:: Written instruction ::
Present each line of the entries below that holds the word "SEMICOND".

Entries with figure data
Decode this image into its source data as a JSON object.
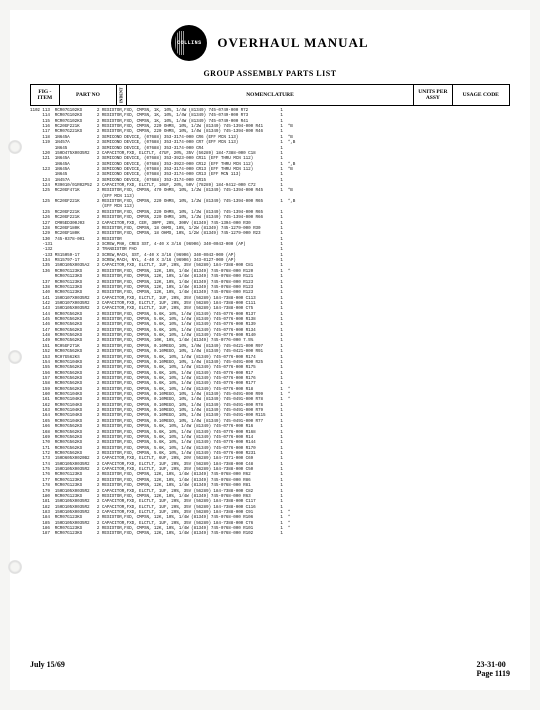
{
  "header": {
    "brand": "COLLINS",
    "title": "OVERHAUL MANUAL",
    "subtitle": "GROUP ASSEMBLY PARTS LIST"
  },
  "columns": {
    "fig": "FIG -\nITEM",
    "part": "PART NO",
    "indent": "INDENT",
    "nomenclature": "NOMENCLATURE",
    "units": "UNITS\nPER\nASSY",
    "usage": "USAGE\nCODE"
  },
  "footer": {
    "date": "July 15/69",
    "section": "23-31-00",
    "page": "Page 1119"
  },
  "fig_prefix": "1102",
  "rows": [
    {
      "item": "113",
      "part": "RCR07G102KS",
      "ind": "2",
      "nom": "RESISTOR,FXD, CMPSN, 1K, 10%, 1/4W (81349) 745-0749-000 R72",
      "u": "1",
      "c": ""
    },
    {
      "item": "114",
      "part": "RCR07G102KS",
      "ind": "2",
      "nom": "RESISTOR,FXD, CMPSN, 1K, 10%, 1/4W (81349) 745-0749-000 R73",
      "u": "1",
      "c": ""
    },
    {
      "item": "115",
      "part": "RCR07G102KS",
      "ind": "2",
      "nom": "RESISTOR,FXD, CMPSN, 1K, 10%, 1/4W (81349) 745-0749-000 R41",
      "u": "1",
      "c": ""
    },
    {
      "item": "116",
      "part": "RC20GF221K",
      "ind": "2",
      "nom": "RESISTOR,FXD, CMPSN, 220 OHMS, 10%, 1/2W (81349) 745-1394-000 R41",
      "u": "1",
      "c": "*B"
    },
    {
      "item": "117",
      "part": "RCR07G221KS",
      "ind": "2",
      "nom": "RESISTOR,FXD, CMPSN, 220 OHMS, 10%, 1/4W (81349) 745-1394-000 R46",
      "u": "1",
      "c": ""
    },
    {
      "item": "118",
      "part": "1N645A",
      "ind": "2",
      "nom": "SEMICOND DEVICE, (07688) 353-3174-000 CR6 (EFF MCN 113)",
      "u": "1",
      "c": "*B"
    },
    {
      "item": "119",
      "part": "1N457A",
      "ind": "2",
      "nom": "SEMICOND DEVICE, (07688) 353-3174-000 CR7 (EFF MCN 113)",
      "u": "1",
      "c": "*,B"
    },
    {
      "item": "",
      "part": "1N645",
      "ind": "2",
      "nom": "SEMICOND DEVICE, (07688) 353-3174-000 CR4",
      "u": "1",
      "c": ""
    },
    {
      "item": "120",
      "part": "150D475X0035R2",
      "ind": "2",
      "nom": "CAPACITOR,FXD, ELCTLT, 47UF, 20%, 35V (56289) 184-7388-000 C18",
      "u": "1",
      "c": ""
    },
    {
      "item": "121",
      "part": "1N645A",
      "ind": "2",
      "nom": "SEMICOND DEVICE, (07688) 353-3923-000 CR11 (EFF THRU MCN 112)",
      "u": "1",
      "c": ""
    },
    {
      "item": "",
      "part": "1N645A",
      "ind": "2",
      "nom": "SEMICOND DEVICE, (07688) 353-3923-000 CR12 (EFF THRU MCN 112)",
      "u": "1",
      "c": "*,B"
    },
    {
      "item": "123",
      "part": "1N645A",
      "ind": "2",
      "nom": "SEMICOND DEVICE, (07688) 353-3174-000 CR13 (EFF THRU MCN 112)",
      "u": "1",
      "c": "*B"
    },
    {
      "item": "",
      "part": "1N645",
      "ind": "2",
      "nom": "SEMICOND DEVICE, (07688) 353-3174-000 CR13 (EFF MCN 113)",
      "u": "1",
      "c": ""
    },
    {
      "item": "124",
      "part": "1N457A",
      "ind": "2",
      "nom": "SEMICOND DEVICE, (07688) 353-3174-000 CR15",
      "u": "1",
      "c": ""
    },
    {
      "item": "124",
      "part": "M39010/01R02P52",
      "ind": "2",
      "nom": "CAPACITOR,FXD, ELCTLT, 10UF, 20%, 50V (78289) 184-9412-000 C72",
      "u": "1",
      "c": ""
    },
    {
      "item": "125",
      "part": "RC20GF471K",
      "ind": "2",
      "nom": "RESISTOR,FXD, CMPSN, 470 OHMS, 10%, 1/2W (81349) 745-1394-000 R45",
      "u": "1",
      "c": "*B"
    },
    {
      "item": "",
      "part": "",
      "ind": "",
      "nom": "(EFF MCN 113)",
      "u": "",
      "c": ""
    },
    {
      "item": "125",
      "part": "RC20GF221K",
      "ind": "2",
      "nom": "RESISTOR,FXD, CMPSN, 220 OHMS, 10%, 1/2W (81349) 745-1394-000 R65",
      "u": "1",
      "c": "*,B"
    },
    {
      "item": "",
      "part": "",
      "ind": "",
      "nom": "(EFF MCN 113)",
      "u": "",
      "c": ""
    },
    {
      "item": "125",
      "part": "RC20GF221K",
      "ind": "2",
      "nom": "RESISTOR,FXD, CMPSN, 220 OHMS, 10%, 1/2W (81349) 745-1394-000 R65",
      "u": "1",
      "c": ""
    },
    {
      "item": "126",
      "part": "RC20GF221K",
      "ind": "2",
      "nom": "RESISTOR,FXD, CMPSN, 220 OHMS, 10%, 1/2W (81349) 745-1394-000 R66",
      "u": "1",
      "c": ""
    },
    {
      "item": "127",
      "part": "CM05ED300J03",
      "ind": "2",
      "nom": "CAPACITOR,FXD, CER, 30PF, 20%, 300V (81349) 745-1394-000 R30",
      "u": "1",
      "c": ""
    },
    {
      "item": "128",
      "part": "RC20GF180K",
      "ind": "2",
      "nom": "RESISTOR,FXD, CMPSN, 18 OHMS, 10%, 1/2W (81349) 745-1279-000 R30",
      "u": "1",
      "c": ""
    },
    {
      "item": "129",
      "part": "RC20GF180K",
      "ind": "2",
      "nom": "RESISTOR,FXD, CMPSN, 18 OHMS, 10%, 1/2W (81349) 745-1279-000 R23",
      "u": "1",
      "c": ""
    },
    {
      "item": "130",
      "part": "745-0378-001",
      "ind": "2",
      "nom": "RESISTOR",
      "u": "1",
      "c": ""
    },
    {
      "item": "-131",
      "part": "",
      "ind": "2",
      "nom": "SCREW,PNH, CRES SST, 4-40 X 3/16 (96906) 340-0043-000 (AP)",
      "u": "1",
      "c": ""
    },
    {
      "item": "-132",
      "part": "",
      "ind": "2",
      "nom": "TRANSISTOR PAD",
      "u": "1",
      "c": ""
    },
    {
      "item": "-133",
      "part": "MS15059-17",
      "ind": "2",
      "nom": "SCREW,MACH, SST, 4-40 X 3/16 (96906) 340-0043-000 (AP)",
      "u": "1",
      "c": ""
    },
    {
      "item": "134",
      "part": "MS15797-17",
      "ind": "2",
      "nom": "SCREW,MACH, NYL, 4-40 X 3/16 (96906) 343-0127-000 (AP)",
      "u": "1",
      "c": ""
    },
    {
      "item": "135",
      "part": "150D105X0035A2",
      "ind": "2",
      "nom": "CAPACITOR,FXD, ELCTLT, 1UF, 20%, 35V (56289) 184-7388-000 C81",
      "u": "1",
      "c": ""
    },
    {
      "item": "136",
      "part": "RCR07G123KS",
      "ind": "2",
      "nom": "RESISTOR,FXD, CMPSN, 12K, 10%, 1/4W (81349) 745-0768-000 R120",
      "u": "1",
      "c": "*"
    },
    {
      "item": "",
      "part": "RCR07G123KS",
      "ind": "2",
      "nom": "RESISTOR,FXD, CMPSN, 12K, 10%, 1/4W (81349) 745-0768-000 R121",
      "u": "1",
      "c": ""
    },
    {
      "item": "137",
      "part": "RCR07G123KS",
      "ind": "2",
      "nom": "RESISTOR,FXD, CMPSN, 12K, 10%, 1/4W (81349) 745-0768-000 R123",
      "u": "1",
      "c": ""
    },
    {
      "item": "138",
      "part": "RCR07G123KS",
      "ind": "2",
      "nom": "RESISTOR,FXD, CMPSN, 12K, 10%, 1/4W (81349) 745-0768-000 R123",
      "u": "1",
      "c": ""
    },
    {
      "item": "140",
      "part": "RCR07G123KS",
      "ind": "2",
      "nom": "RESISTOR,FXD, CMPSN, 12K, 10%, 1/4W (81349) 745-0768-000 R123",
      "u": "1",
      "c": ""
    },
    {
      "item": "141",
      "part": "150D107X0035R2",
      "ind": "2",
      "nom": "CAPACITOR,FXD, ELCTLT, 1UF, 20%, 35V (56289) 184-7388-000 C113",
      "u": "1",
      "c": ""
    },
    {
      "item": "142",
      "part": "150D107X0035R2",
      "ind": "2",
      "nom": "CAPACITOR,FXD, ELCTLT, 1UF, 20%, 35V (56289) 184-7388-000 C111",
      "u": "1",
      "c": ""
    },
    {
      "item": "143",
      "part": "150D105X0035R2",
      "ind": "2",
      "nom": "CAPACITOR,FXD, ELCTLT, 1UF, 20%, 35V (56289) 184-7388-000 C75",
      "u": "1",
      "c": ""
    },
    {
      "item": "144",
      "part": "RCR07G562KS",
      "ind": "2",
      "nom": "RESISTOR,FXD, CMPSN, 5.6K, 10%, 1/4W (81349) 745-0776-000 R137",
      "u": "1",
      "c": ""
    },
    {
      "item": "145",
      "part": "RCR07G562KS",
      "ind": "2",
      "nom": "RESISTOR,FXD, CMPSN, 5.6K, 10%, 1/4W (81349) 745-0776-000 R138",
      "u": "1",
      "c": ""
    },
    {
      "item": "146",
      "part": "RCR07G562KS",
      "ind": "2",
      "nom": "RESISTOR,FXD, CMPSN, 5.6K, 10%, 1/4W (81349) 745-0776-000 R139",
      "u": "1",
      "c": ""
    },
    {
      "item": "147",
      "part": "RCR07G562KS",
      "ind": "2",
      "nom": "RESISTOR,FXD, CMPSN, 5.6K, 10%, 1/4W (81349) 745-0776-000 R134",
      "u": "1",
      "c": ""
    },
    {
      "item": "148",
      "part": "RCR07G562KS",
      "ind": "2",
      "nom": "RESISTOR,FXD, CMPSN, 5.6K, 10%, 1/4W (81349) 745-0776-000 R140",
      "u": "1",
      "c": ""
    },
    {
      "item": "149",
      "part": "RCR07G562KS",
      "ind": "2",
      "nom": "RESISTOR,FXD, CMPSN, 10K, 10%, 1/4W (81349) 745-0776-000 7.5%",
      "u": "1",
      "c": ""
    },
    {
      "item": "151",
      "part": "RC05GF271K",
      "ind": "2",
      "nom": "RESISTOR,FXD, CMPSN, 0.10MEGO, 10%, 1/8W (81349) 745-0421-000 R97",
      "u": "1",
      "c": ""
    },
    {
      "item": "152",
      "part": "RCR07G562KS",
      "ind": "2",
      "nom": "RESISTOR,FXD, CMPSN, 0.10MEGO, 10%, 1/4W (81349) 745-0421-000 R91",
      "u": "1",
      "c": ""
    },
    {
      "item": "153",
      "part": "RC07G562KS",
      "ind": "2",
      "nom": "RESISTOR,FXD, CMPSN, 5.6K, 10%, 1/4W (81349) 745-0776-000 R174",
      "u": "1",
      "c": ""
    },
    {
      "item": "154",
      "part": "RCR07G104KS",
      "ind": "2",
      "nom": "RESISTOR,FXD, CMPSN, 0.10MEGO, 10%, 1/4W (81349) 745-0491-000 R25",
      "u": "1",
      "c": ""
    },
    {
      "item": "155",
      "part": "RCR07G562KS",
      "ind": "2",
      "nom": "RESISTOR,FXD, CMPSN, 5.6K, 10%, 1/4W (81349) 745-0776-000 R175",
      "u": "1",
      "c": ""
    },
    {
      "item": "156",
      "part": "RCR07G562KS",
      "ind": "2",
      "nom": "RESISTOR,FXD, CMPSN, 5.6K, 10%, 1/4W (81349) 745-0776-000 R17",
      "u": "1",
      "c": ""
    },
    {
      "item": "157",
      "part": "RCR07G562KS",
      "ind": "2",
      "nom": "RESISTOR,FXD, CMPSN, 5.6K, 10%, 1/4W (81349) 745-0776-000 R176",
      "u": "1",
      "c": ""
    },
    {
      "item": "158",
      "part": "RCR07G562KS",
      "ind": "2",
      "nom": "RESISTOR,FXD, CMPSN, 5.6K, 10%, 1/4W (81349) 745-0776-000 R177",
      "u": "1",
      "c": ""
    },
    {
      "item": "159",
      "part": "RCR07G562KS",
      "ind": "2",
      "nom": "RESISTOR,FXD, CMPSN, 5.6K, 10%, 1/4W (81349) 745-0776-000 R18",
      "u": "1",
      "c": "*"
    },
    {
      "item": "160",
      "part": "RCR07G104KS",
      "ind": "2",
      "nom": "RESISTOR,FXD, CMPSN, 0.10MEGO, 10%, 1/4W (81349) 745-0491-000 R99",
      "u": "1",
      "c": "*"
    },
    {
      "item": "161",
      "part": "RCR07G104KS",
      "ind": "2",
      "nom": "RESISTOR,FXD, CMPSN, 0.10MEGO, 10%, 1/4W (81349) 745-0491-000 R78",
      "u": "1",
      "c": "*"
    },
    {
      "item": "162",
      "part": "RCR07G104KS",
      "ind": "2",
      "nom": "RESISTOR,FXD, CMPSN, 0.10MEGO, 10%, 1/4W (81349) 745-0491-000 R78",
      "u": "1",
      "c": ""
    },
    {
      "item": "163",
      "part": "RCR07G104KS",
      "ind": "2",
      "nom": "RESISTOR,FXD, CMPSN, 0.10MEGO, 10%, 1/4W (81349) 745-0491-000 R79",
      "u": "1",
      "c": ""
    },
    {
      "item": "164",
      "part": "RCR07G104KS",
      "ind": "2",
      "nom": "RESISTOR,FXD, CMPSN, 0.10MEGO, 10%, 1/4W (81349) 745-0491-000 R115",
      "u": "1",
      "c": ""
    },
    {
      "item": "165",
      "part": "RCR07G104KS",
      "ind": "2",
      "nom": "RESISTOR,FXD, CMPSN, 0.10MEGO, 10%, 1/4W (81349) 745-0491-000 R77",
      "u": "1",
      "c": ""
    },
    {
      "item": "166",
      "part": "RCR07G562KS",
      "ind": "2",
      "nom": "RESISTOR,FXD, CMPSN, 5.6K, 10%, 1/4W (81349) 745-0776-000 R16",
      "u": "1",
      "c": ""
    },
    {
      "item": "168",
      "part": "RCR07G562KS",
      "ind": "2",
      "nom": "RESISTOR,FXD, CMPSN, 5.6K, 10%, 1/4W (81349) 745-0776-000 R168",
      "u": "1",
      "c": ""
    },
    {
      "item": "169",
      "part": "RCR07G562KS",
      "ind": "2",
      "nom": "RESISTOR,FXD, CMPSN, 5.6K, 10%, 1/4W (81349) 745-0776-000 R14",
      "u": "1",
      "c": ""
    },
    {
      "item": "170",
      "part": "RCR07G562KS",
      "ind": "2",
      "nom": "RESISTOR,FXD, CMPSN, 5.6K, 10%, 1/4W (81349) 745-0776-000 R144",
      "u": "1",
      "c": ""
    },
    {
      "item": "171",
      "part": "RCR07G562KS",
      "ind": "2",
      "nom": "RESISTOR,FXD, CMPSN, 5.6K, 10%, 1/4W (81349) 745-0776-000 R170",
      "u": "1",
      "c": ""
    },
    {
      "item": "172",
      "part": "RCR07G562KS",
      "ind": "2",
      "nom": "RESISTOR,FXD, CMPSN, 5.6K, 10%, 1/4W (81349) 745-0776-000 R231",
      "u": "1",
      "c": ""
    },
    {
      "item": "173",
      "part": "150D605X0020B2",
      "ind": "2",
      "nom": "CAPACITOR,FXD, ELCTLT, 6UF, 20%, 20V (56289) 184-7371-000 C69",
      "u": "1",
      "c": ""
    },
    {
      "item": "174",
      "part": "150D105X0035R2",
      "ind": "2",
      "nom": "CAPACITOR,FXD, ELCTLT, 1UF, 20%, 35V (56289) 184-7388-000 C48",
      "u": "1",
      "c": ""
    },
    {
      "item": "175",
      "part": "150D105X0035R2",
      "ind": "2",
      "nom": "CAPACITOR,FXD, ELCTLT, 1UF, 20%, 35V (56289) 184-7388-000 C50",
      "u": "1",
      "c": ""
    },
    {
      "item": "176",
      "part": "RCR07G123KS",
      "ind": "2",
      "nom": "RESISTOR,FXD, CMPSN, 12K, 10%, 1/4W (81349) 745-0768-000 R62",
      "u": "1",
      "c": ""
    },
    {
      "item": "177",
      "part": "RCR07G123KS",
      "ind": "2",
      "nom": "RESISTOR,FXD, CMPSN, 12K, 10%, 1/4W (81349) 745-0768-000 R86",
      "u": "1",
      "c": ""
    },
    {
      "item": "178",
      "part": "RCR07G123KS",
      "ind": "2",
      "nom": "RESISTOR,FXD, CMPSN, 12K, 10%, 1/4W (81349) 745-0768-000 R81",
      "u": "1",
      "c": ""
    },
    {
      "item": "179",
      "part": "150D105X0035R2",
      "ind": "2",
      "nom": "CAPACITOR,FXD, ELCTLT, 1UF, 20%, 35V (56289) 184-7388-000 C82",
      "u": "1",
      "c": ""
    },
    {
      "item": "180",
      "part": "RCR07G123KS",
      "ind": "2",
      "nom": "RESISTOR,FXD, CMPSN, 12K, 10%, 1/4W (81349) 745-0768-000 R63",
      "u": "1",
      "c": ""
    },
    {
      "item": "181",
      "part": "150D105X0035R2",
      "ind": "2",
      "nom": "CAPACITOR,FXD, ELCTLT, 1UF, 20%, 35V (56289) 184-7388-000 C117",
      "u": "1",
      "c": ""
    },
    {
      "item": "182",
      "part": "150D105X0035R2",
      "ind": "2",
      "nom": "CAPACITOR,FXD, ELCTLT, 1UF, 20%, 35V (56289) 184-7388-000 C116",
      "u": "1",
      "c": ""
    },
    {
      "item": "183",
      "part": "150D105X0035R2",
      "ind": "2",
      "nom": "CAPACITOR,FXD, ELCTLT, 1UF, 20%, 35V (56289) 184-7388-000 C91",
      "u": "1",
      "c": "*"
    },
    {
      "item": "184",
      "part": "RCR07G123KS",
      "ind": "2",
      "nom": "RESISTOR,FXD, CMPSN, 12K, 10%, 1/4W (81349) 745-0768-000 R106",
      "u": "1",
      "c": "*"
    },
    {
      "item": "185",
      "part": "150D105X0035R2",
      "ind": "2",
      "nom": "CAPACITOR,FXD, ELCTLT, 1UF, 20%, 35V (56289) 184-7388-000 C76",
      "u": "1",
      "c": "*"
    },
    {
      "item": "186",
      "part": "RCR07G123KS",
      "ind": "2",
      "nom": "RESISTOR,FXD, CMPSN, 12K, 10%, 1/4W (81349) 745-0768-000 R101",
      "u": "1",
      "c": "*"
    },
    {
      "item": "187",
      "part": "RCR07G123KS",
      "ind": "2",
      "nom": "RESISTOR,FXD, CMPSN, 12K, 10%, 1/4W (81349) 745-0768-000 R102",
      "u": "1",
      "c": ""
    }
  ]
}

:: Solution to this problem ::
      "nom": "SEMICOND DEVICE, (07688) 353-3174-000 CR6 (EFF MCN 113)",
      "nom": "SEMICOND DEVICE, (07688) 353-3174-000 CR7 (EFF MCN 113)",
      "nom": "SEMICOND DEVICE, (07688) 353-3174-000 CR4",
      "nom": "SEMICOND DEVICE, (07688) 353-3923-000 CR11 (EFF THRU MCN 112)",
      "nom": "SEMICOND DEVICE, (07688) 353-3923-000 CR12 (EFF THRU MCN 112)",
      "nom": "SEMICOND DEVICE, (07688) 353-3174-000 CR13 (EFF THRU MCN 112)",
      "nom": "SEMICOND DEVICE, (07688) 353-3174-000 CR13 (EFF MCN 113)",
      "nom": "SEMICOND DEVICE, (07688) 353-3174-000 CR15",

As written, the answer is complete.